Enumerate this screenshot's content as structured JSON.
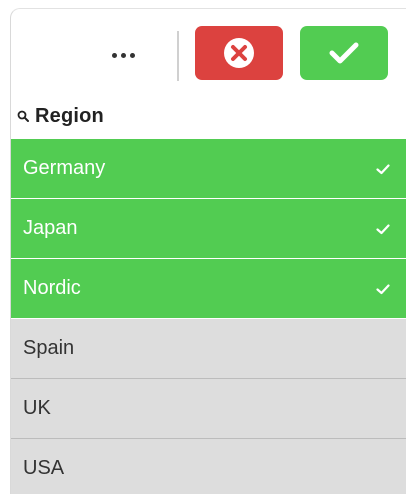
{
  "toolbar": {
    "more_icon": "more-horizontal-icon",
    "cancel_icon": "close-circle-icon",
    "confirm_icon": "checkmark-icon",
    "cancel_color": "#dc423f",
    "confirm_color": "#52cc52"
  },
  "search": {
    "icon": "search-icon",
    "label": "Region"
  },
  "list": {
    "selected_color": "#52cc52",
    "alternative_color": "#dddddd",
    "items": [
      {
        "label": "Germany",
        "state": "selected"
      },
      {
        "label": "Japan",
        "state": "selected"
      },
      {
        "label": "Nordic",
        "state": "selected"
      },
      {
        "label": "Spain",
        "state": "alternative"
      },
      {
        "label": "UK",
        "state": "alternative"
      },
      {
        "label": "USA",
        "state": "alternative"
      }
    ]
  }
}
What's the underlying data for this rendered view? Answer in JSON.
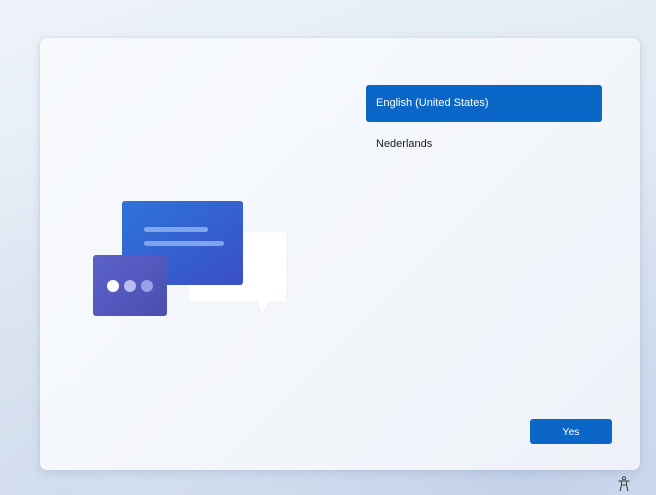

EXERCISE PROMPT:
Copy the records exactly as they appear, excluding images.

EXPECTED ANSWER:
Enumerate this screenshot's content as structured JSON.
{
  "toolbar": {
    "more_icon": "more-horizontal-icon",
    "cancel_icon": "close-circle-icon",
    "confirm_icon": "checkmark-icon",
    "cancel_color": "#dc423f",
    "confirm_color": "#52cc52"
  },
  "search": {
    "icon": "search-icon",
    "label": "Region"
  },
  "list": {
    "selected_color": "#52cc52",
    "alternative_color": "#dddddd",
    "items": [
      {
        "label": "Germany",
        "state": "selected"
      },
      {
        "label": "Japan",
        "state": "selected"
      },
      {
        "label": "Nordic",
        "state": "selected"
      },
      {
        "label": "Spain",
        "state": "alternative"
      },
      {
        "label": "UK",
        "state": "alternative"
      },
      {
        "label": "USA",
        "state": "alternative"
      }
    ]
  }
}
What's the underlying data for this rendered view? Answer in JSON.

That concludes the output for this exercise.